▸ **Task goal**: Return each line of the records with nothing changed, pictures excepted.

▸ **Data for the task**:
((
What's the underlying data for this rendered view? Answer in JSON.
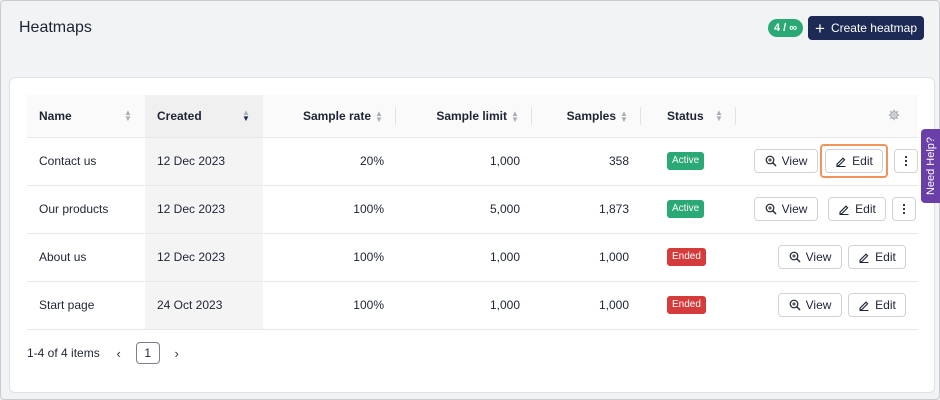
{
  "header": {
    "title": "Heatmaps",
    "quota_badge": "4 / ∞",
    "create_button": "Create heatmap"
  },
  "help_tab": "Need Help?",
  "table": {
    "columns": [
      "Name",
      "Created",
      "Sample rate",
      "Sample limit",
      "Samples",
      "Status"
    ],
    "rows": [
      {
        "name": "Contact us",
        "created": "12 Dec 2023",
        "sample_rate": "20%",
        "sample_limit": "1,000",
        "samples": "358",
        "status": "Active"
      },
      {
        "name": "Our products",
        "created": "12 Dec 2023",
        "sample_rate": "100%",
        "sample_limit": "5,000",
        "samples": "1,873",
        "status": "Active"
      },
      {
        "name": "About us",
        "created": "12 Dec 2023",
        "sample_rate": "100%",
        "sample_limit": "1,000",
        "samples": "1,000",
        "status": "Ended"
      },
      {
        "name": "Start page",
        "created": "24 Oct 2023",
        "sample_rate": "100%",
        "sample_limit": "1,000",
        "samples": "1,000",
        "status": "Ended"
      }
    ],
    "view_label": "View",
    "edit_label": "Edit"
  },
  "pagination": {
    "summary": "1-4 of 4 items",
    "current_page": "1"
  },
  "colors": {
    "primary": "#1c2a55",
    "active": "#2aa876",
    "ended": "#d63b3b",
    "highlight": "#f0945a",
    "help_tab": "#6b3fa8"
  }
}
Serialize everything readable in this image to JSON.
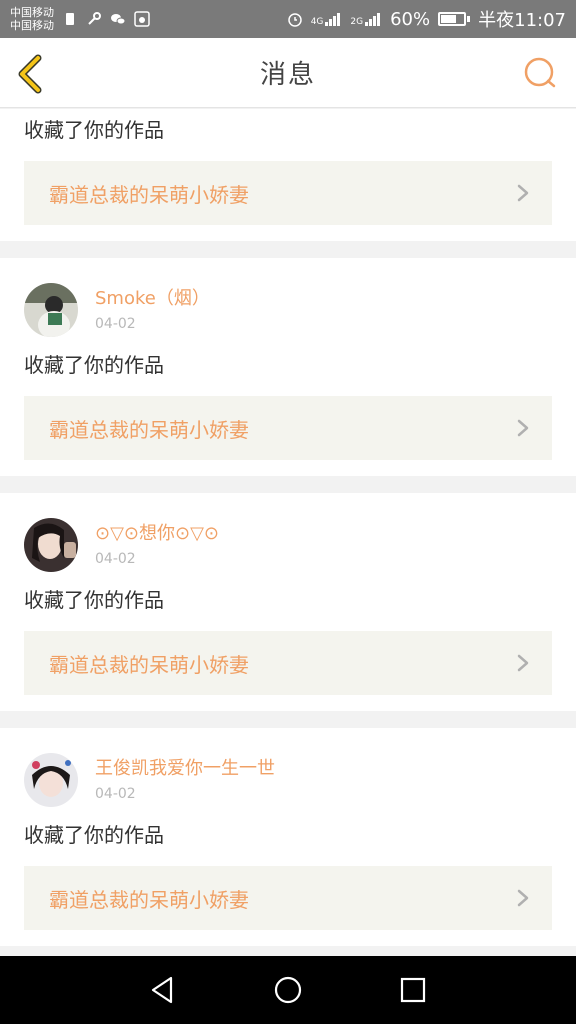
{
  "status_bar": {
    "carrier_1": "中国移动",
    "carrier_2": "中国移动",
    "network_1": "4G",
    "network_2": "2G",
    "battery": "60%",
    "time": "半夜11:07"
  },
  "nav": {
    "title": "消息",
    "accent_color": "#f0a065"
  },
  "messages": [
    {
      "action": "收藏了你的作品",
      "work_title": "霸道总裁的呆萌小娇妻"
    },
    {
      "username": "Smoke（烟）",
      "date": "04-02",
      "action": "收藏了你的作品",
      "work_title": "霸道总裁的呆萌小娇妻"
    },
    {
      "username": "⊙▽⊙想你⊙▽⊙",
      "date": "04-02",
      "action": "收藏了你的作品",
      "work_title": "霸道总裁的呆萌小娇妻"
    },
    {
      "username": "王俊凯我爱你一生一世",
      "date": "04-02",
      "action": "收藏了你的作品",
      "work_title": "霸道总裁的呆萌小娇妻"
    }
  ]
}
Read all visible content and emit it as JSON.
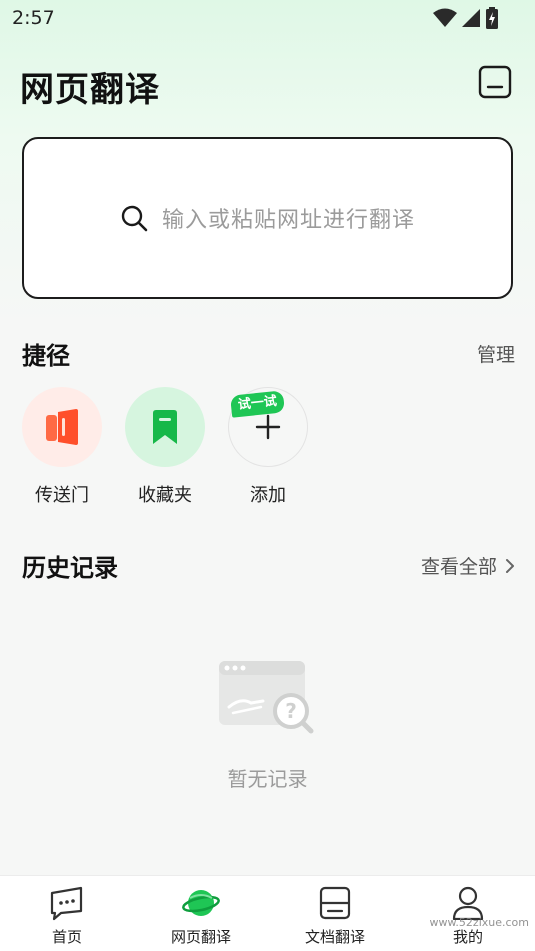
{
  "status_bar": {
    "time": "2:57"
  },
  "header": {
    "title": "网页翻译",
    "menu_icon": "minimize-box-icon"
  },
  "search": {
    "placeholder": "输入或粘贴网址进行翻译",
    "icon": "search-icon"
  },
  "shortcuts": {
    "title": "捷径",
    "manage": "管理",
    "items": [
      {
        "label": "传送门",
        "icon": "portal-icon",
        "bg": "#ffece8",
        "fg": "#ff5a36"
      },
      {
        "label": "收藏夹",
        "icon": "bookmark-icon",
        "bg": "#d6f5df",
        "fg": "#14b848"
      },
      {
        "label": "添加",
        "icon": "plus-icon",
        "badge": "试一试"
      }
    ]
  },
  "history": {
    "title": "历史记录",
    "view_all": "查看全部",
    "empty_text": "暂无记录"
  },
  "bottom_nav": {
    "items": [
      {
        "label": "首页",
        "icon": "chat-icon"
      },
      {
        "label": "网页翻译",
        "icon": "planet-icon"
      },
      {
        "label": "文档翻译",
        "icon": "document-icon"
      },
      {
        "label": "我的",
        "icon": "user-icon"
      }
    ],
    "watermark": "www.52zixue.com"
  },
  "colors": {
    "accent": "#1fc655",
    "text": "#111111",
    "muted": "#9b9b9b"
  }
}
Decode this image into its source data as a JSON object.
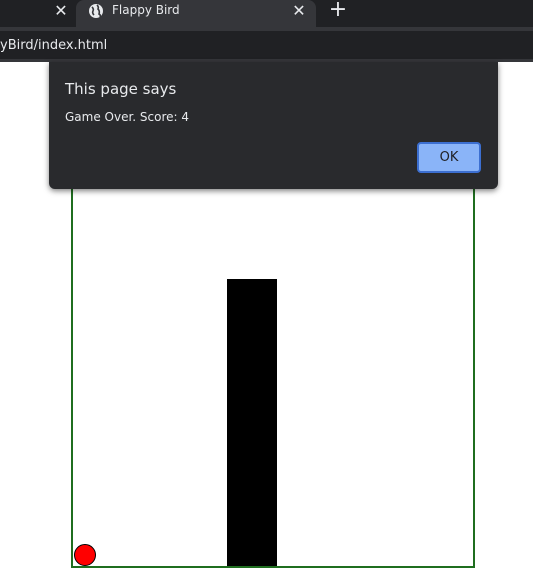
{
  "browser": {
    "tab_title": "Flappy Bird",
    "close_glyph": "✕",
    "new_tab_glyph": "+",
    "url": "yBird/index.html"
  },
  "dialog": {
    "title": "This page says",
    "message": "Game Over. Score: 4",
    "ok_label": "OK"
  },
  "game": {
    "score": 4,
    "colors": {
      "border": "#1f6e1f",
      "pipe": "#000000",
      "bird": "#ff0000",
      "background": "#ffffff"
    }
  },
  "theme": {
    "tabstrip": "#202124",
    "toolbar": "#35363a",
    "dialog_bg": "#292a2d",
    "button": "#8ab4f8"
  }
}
))
▸ **Solution to this problem**:
What's the underlying data for this rendered view? Answer in JSON.
{
  "header": {
    "title": "Heatmaps",
    "quota_badge": "4 / ∞",
    "create_button": "Create heatmap"
  },
  "help_tab": "Need Help?",
  "table": {
    "columns": [
      "Name",
      "Created",
      "Sample rate",
      "Sample limit",
      "Samples",
      "Status"
    ],
    "rows": [
      {
        "name": "Contact us",
        "created": "12 Dec 2023",
        "sample_rate": "20%",
        "sample_limit": "1,000",
        "samples": "358",
        "status": "Active"
      },
      {
        "name": "Our products",
        "created": "12 Dec 2023",
        "sample_rate": "100%",
        "sample_limit": "5,000",
        "samples": "1,873",
        "status": "Active"
      },
      {
        "name": "About us",
        "created": "12 Dec 2023",
        "sample_rate": "100%",
        "sample_limit": "1,000",
        "samples": "1,000",
        "status": "Ended"
      },
      {
        "name": "Start page",
        "created": "24 Oct 2023",
        "sample_rate": "100%",
        "sample_limit": "1,000",
        "samples": "1,000",
        "status": "Ended"
      }
    ],
    "view_label": "View",
    "edit_label": "Edit"
  },
  "pagination": {
    "summary": "1-4 of 4 items",
    "current_page": "1"
  },
  "colors": {
    "primary": "#1c2a55",
    "active": "#2aa876",
    "ended": "#d63b3b",
    "highlight": "#f0945a",
    "help_tab": "#6b3fa8"
  }
}
Serialize everything readable in this image to JSON.
{
  "status_bar": {
    "carrier_1": "中国移动",
    "carrier_2": "中国移动",
    "network_1": "4G",
    "network_2": "2G",
    "battery": "60%",
    "time": "半夜11:07"
  },
  "nav": {
    "title": "消息",
    "accent_color": "#f0a065"
  },
  "messages": [
    {
      "action": "收藏了你的作品",
      "work_title": "霸道总裁的呆萌小娇妻"
    },
    {
      "username": "Smoke（烟）",
      "date": "04-02",
      "action": "收藏了你的作品",
      "work_title": "霸道总裁的呆萌小娇妻"
    },
    {
      "username": "⊙▽⊙想你⊙▽⊙",
      "date": "04-02",
      "action": "收藏了你的作品",
      "work_title": "霸道总裁的呆萌小娇妻"
    },
    {
      "username": "王俊凯我爱你一生一世",
      "date": "04-02",
      "action": "收藏了你的作品",
      "work_title": "霸道总裁的呆萌小娇妻"
    }
  ]
}
Read all visible content and emit it as JSON.
{
  "status_bar": {
    "time": "2:57"
  },
  "header": {
    "title": "网页翻译",
    "menu_icon": "minimize-box-icon"
  },
  "search": {
    "placeholder": "输入或粘贴网址进行翻译",
    "icon": "search-icon"
  },
  "shortcuts": {
    "title": "捷径",
    "manage": "管理",
    "items": [
      {
        "label": "传送门",
        "icon": "portal-icon",
        "bg": "#ffece8",
        "fg": "#ff5a36"
      },
      {
        "label": "收藏夹",
        "icon": "bookmark-icon",
        "bg": "#d6f5df",
        "fg": "#14b848"
      },
      {
        "label": "添加",
        "icon": "plus-icon",
        "badge": "试一试"
      }
    ]
  },
  "history": {
    "title": "历史记录",
    "view_all": "查看全部",
    "empty_text": "暂无记录"
  },
  "bottom_nav": {
    "items": [
      {
        "label": "首页",
        "icon": "chat-icon"
      },
      {
        "label": "网页翻译",
        "icon": "planet-icon"
      },
      {
        "label": "文档翻译",
        "icon": "document-icon"
      },
      {
        "label": "我的",
        "icon": "user-icon"
      }
    ],
    "watermark": "www.52zixue.com"
  },
  "colors": {
    "accent": "#1fc655",
    "text": "#111111",
    "muted": "#9b9b9b"
  }
}
Decode this image into its source data as a JSON object.
{
  "browser": {
    "tab_title": "Flappy Bird",
    "close_glyph": "✕",
    "new_tab_glyph": "+",
    "url": "yBird/index.html"
  },
  "dialog": {
    "title": "This page says",
    "message": "Game Over. Score: 4",
    "ok_label": "OK"
  },
  "game": {
    "score": 4,
    "colors": {
      "border": "#1f6e1f",
      "pipe": "#000000",
      "bird": "#ff0000",
      "background": "#ffffff"
    }
  },
  "theme": {
    "tabstrip": "#202124",
    "toolbar": "#35363a",
    "dialog_bg": "#292a2d",
    "button": "#8ab4f8"
  }
}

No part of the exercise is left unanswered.